SHORT EXERCISE ->
Using the data below, gather each line that includes the word "JSON".

MATERIAL PROVIDED ->
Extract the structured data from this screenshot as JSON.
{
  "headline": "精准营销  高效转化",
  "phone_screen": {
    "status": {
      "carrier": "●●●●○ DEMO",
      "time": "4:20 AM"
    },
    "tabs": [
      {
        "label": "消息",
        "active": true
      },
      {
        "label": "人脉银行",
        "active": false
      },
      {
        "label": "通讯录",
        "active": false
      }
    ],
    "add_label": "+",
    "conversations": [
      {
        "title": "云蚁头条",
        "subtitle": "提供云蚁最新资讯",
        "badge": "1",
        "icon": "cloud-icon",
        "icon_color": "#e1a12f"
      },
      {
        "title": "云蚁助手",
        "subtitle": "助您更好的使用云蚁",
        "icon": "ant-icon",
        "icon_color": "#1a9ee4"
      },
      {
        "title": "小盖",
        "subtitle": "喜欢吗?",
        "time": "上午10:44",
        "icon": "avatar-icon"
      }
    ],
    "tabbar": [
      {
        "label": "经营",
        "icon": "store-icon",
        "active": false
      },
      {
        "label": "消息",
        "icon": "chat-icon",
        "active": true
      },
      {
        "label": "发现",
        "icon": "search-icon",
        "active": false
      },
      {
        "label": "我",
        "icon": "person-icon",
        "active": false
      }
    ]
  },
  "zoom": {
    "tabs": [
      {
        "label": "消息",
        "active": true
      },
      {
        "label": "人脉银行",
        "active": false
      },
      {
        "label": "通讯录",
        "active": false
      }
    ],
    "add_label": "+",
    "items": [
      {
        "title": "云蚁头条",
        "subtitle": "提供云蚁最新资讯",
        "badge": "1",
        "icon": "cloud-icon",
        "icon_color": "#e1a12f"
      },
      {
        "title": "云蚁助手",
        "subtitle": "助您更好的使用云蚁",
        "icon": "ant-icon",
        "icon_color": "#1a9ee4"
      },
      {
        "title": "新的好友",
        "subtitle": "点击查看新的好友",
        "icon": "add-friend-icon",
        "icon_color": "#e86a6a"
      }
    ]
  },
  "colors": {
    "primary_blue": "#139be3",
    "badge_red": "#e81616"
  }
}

...

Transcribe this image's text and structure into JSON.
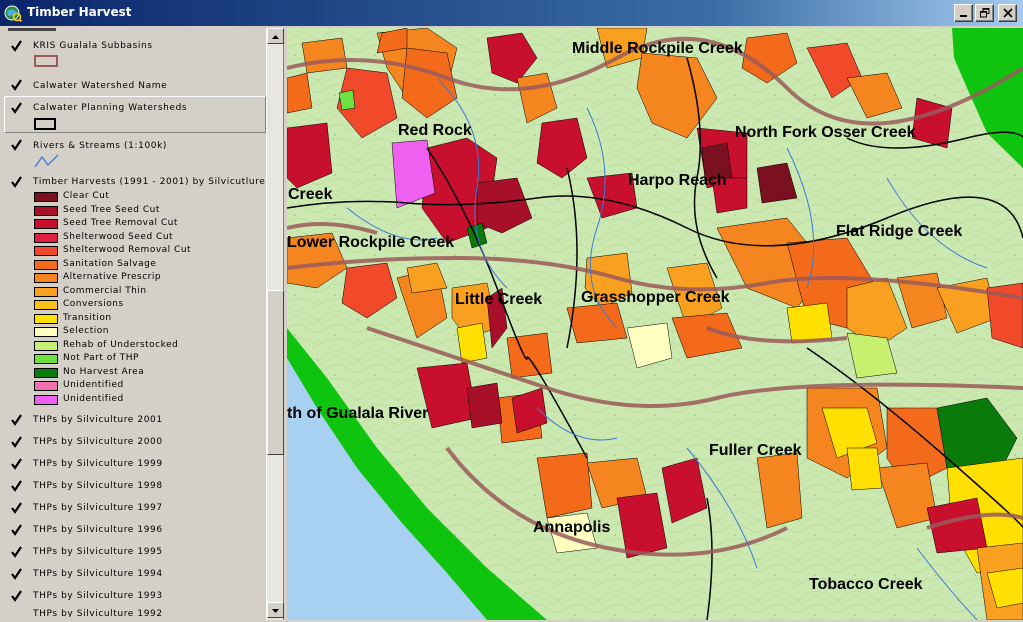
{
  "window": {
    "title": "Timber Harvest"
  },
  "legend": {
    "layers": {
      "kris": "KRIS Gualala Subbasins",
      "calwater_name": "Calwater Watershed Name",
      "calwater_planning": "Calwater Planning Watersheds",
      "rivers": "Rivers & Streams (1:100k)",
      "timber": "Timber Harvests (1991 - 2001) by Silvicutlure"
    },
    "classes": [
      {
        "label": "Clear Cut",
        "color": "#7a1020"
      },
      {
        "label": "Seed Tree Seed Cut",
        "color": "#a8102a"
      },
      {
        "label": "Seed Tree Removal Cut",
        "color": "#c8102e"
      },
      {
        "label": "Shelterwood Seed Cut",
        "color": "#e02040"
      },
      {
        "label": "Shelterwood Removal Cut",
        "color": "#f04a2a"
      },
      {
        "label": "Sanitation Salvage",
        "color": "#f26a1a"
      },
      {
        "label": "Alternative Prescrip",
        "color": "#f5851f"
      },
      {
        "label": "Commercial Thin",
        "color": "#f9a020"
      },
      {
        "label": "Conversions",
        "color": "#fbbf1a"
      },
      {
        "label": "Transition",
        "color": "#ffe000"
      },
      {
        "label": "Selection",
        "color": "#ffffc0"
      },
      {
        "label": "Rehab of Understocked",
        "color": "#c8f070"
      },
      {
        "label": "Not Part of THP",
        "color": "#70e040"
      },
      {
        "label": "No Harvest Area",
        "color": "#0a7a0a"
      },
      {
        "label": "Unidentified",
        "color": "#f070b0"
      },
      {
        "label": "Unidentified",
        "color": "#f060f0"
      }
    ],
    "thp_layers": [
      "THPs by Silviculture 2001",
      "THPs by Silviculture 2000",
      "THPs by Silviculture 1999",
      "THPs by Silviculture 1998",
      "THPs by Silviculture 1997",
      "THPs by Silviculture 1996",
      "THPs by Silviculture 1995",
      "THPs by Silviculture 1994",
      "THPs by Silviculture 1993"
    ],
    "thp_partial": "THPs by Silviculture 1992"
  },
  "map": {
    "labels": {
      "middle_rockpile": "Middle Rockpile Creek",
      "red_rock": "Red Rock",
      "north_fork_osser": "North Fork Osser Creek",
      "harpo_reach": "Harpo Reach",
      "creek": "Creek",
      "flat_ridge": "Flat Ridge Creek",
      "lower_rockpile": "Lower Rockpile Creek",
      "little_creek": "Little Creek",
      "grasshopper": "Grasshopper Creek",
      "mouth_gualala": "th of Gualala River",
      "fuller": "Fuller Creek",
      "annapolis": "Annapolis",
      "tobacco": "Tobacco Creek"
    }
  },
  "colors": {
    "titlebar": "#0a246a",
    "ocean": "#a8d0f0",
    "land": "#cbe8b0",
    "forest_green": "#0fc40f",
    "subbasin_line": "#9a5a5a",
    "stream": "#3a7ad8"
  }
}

ANSWER TO THIS TASK ->
Extract the structured data from this screenshot as JSON.
Transcribe this image's text and structure into JSON.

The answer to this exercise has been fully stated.